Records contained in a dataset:
· · ·

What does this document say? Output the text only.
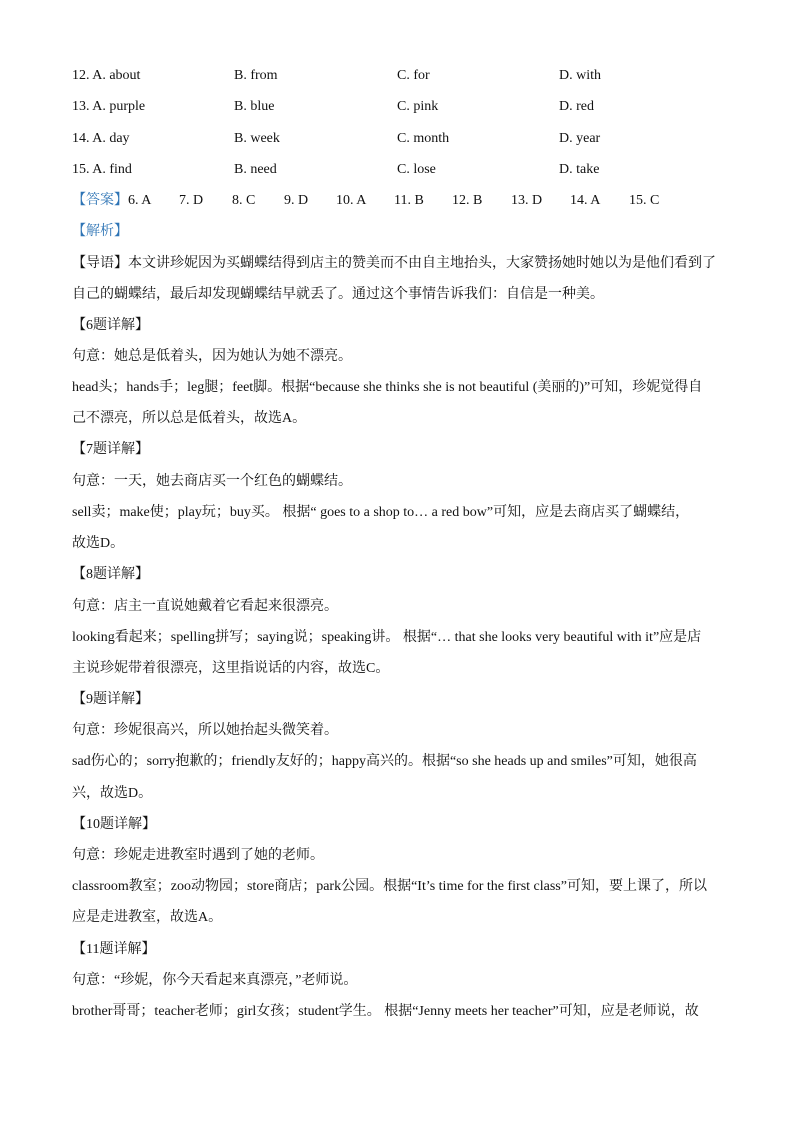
12. A. about	B. from	C. for	D. with
13. A. purple	B. blue	C. pink	D. red
14. A. day	B. week	C. month	D. year
15. A. find	B. need	C. lose	D. take
【答案】 6. A 7. D 8. C 9. D 10. A 11. B 12. B 13. D 14. A 15. C
【解析】
【导语】本文讲珍妮因为买蝴蝶结得到店主的赞美而不由自主地抬头，大家赞扬她时她以为是他们看到了
自己的蝴蝶结，最后却发现蝴蝶结早就丢了。通过这个事情告诉我们：自信是一种美。
【6题详解】
句意：她总是低着头，因为她认为她不漂亮。
head头；hands手；leg腿；feet脚。根据“because she thinks she is not beautiful (美丽的)”可知，珍妮觉得自
己不漂亮，所以总是低着头，故选A。
【7题详解】
句意：一天，她去商店买一个红色的蝴蝶结。
sell卖；make使；play玩；buy买。 根据“ goes to a shop to… a red bow”可知，应是去商店买了蝴蝶结，
故选D。
【8题详解】
句意：店主一直说她戴着它看起来很漂亮。
looking看起来；spelling拼写；saying说；speaking讲。 根据“… that she looks very beautiful with it”应是店
主说珍妮带着很漂亮，这里指说话的内容，故选C。
【9题详解】
句意：珍妮很高兴，所以她抬起头微笑着。
sad伤心的；sorry抱歉的；friendly友好的；happy高兴的。根据“so she heads up and smiles”可知，她很高
兴，故选D。
【10题详解】
句意：珍妮走进教室时遇到了她的老师。
classroom教室；zoo动物园；store商店；park公园。根据“It’s time for the first class”可知，要上课了，所以
应是走进教室，故选A。
【11题详解】
句意：“珍妮，你今天看起来真漂亮，”老师说。
brother哥哥；teacher老师；girl女孩；student学生。 根据“Jenny meets her teacher”可知，应是老师说，故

· · ·

Exercise prompt:
Whenever "with" turns up in a line, pick that line out.

Response to this task:
12. A. about	B. from	C. for	D. with
looking看起来；spelling拼写；saying说；speaking讲。 根据“… that she looks very beautiful with it”应是店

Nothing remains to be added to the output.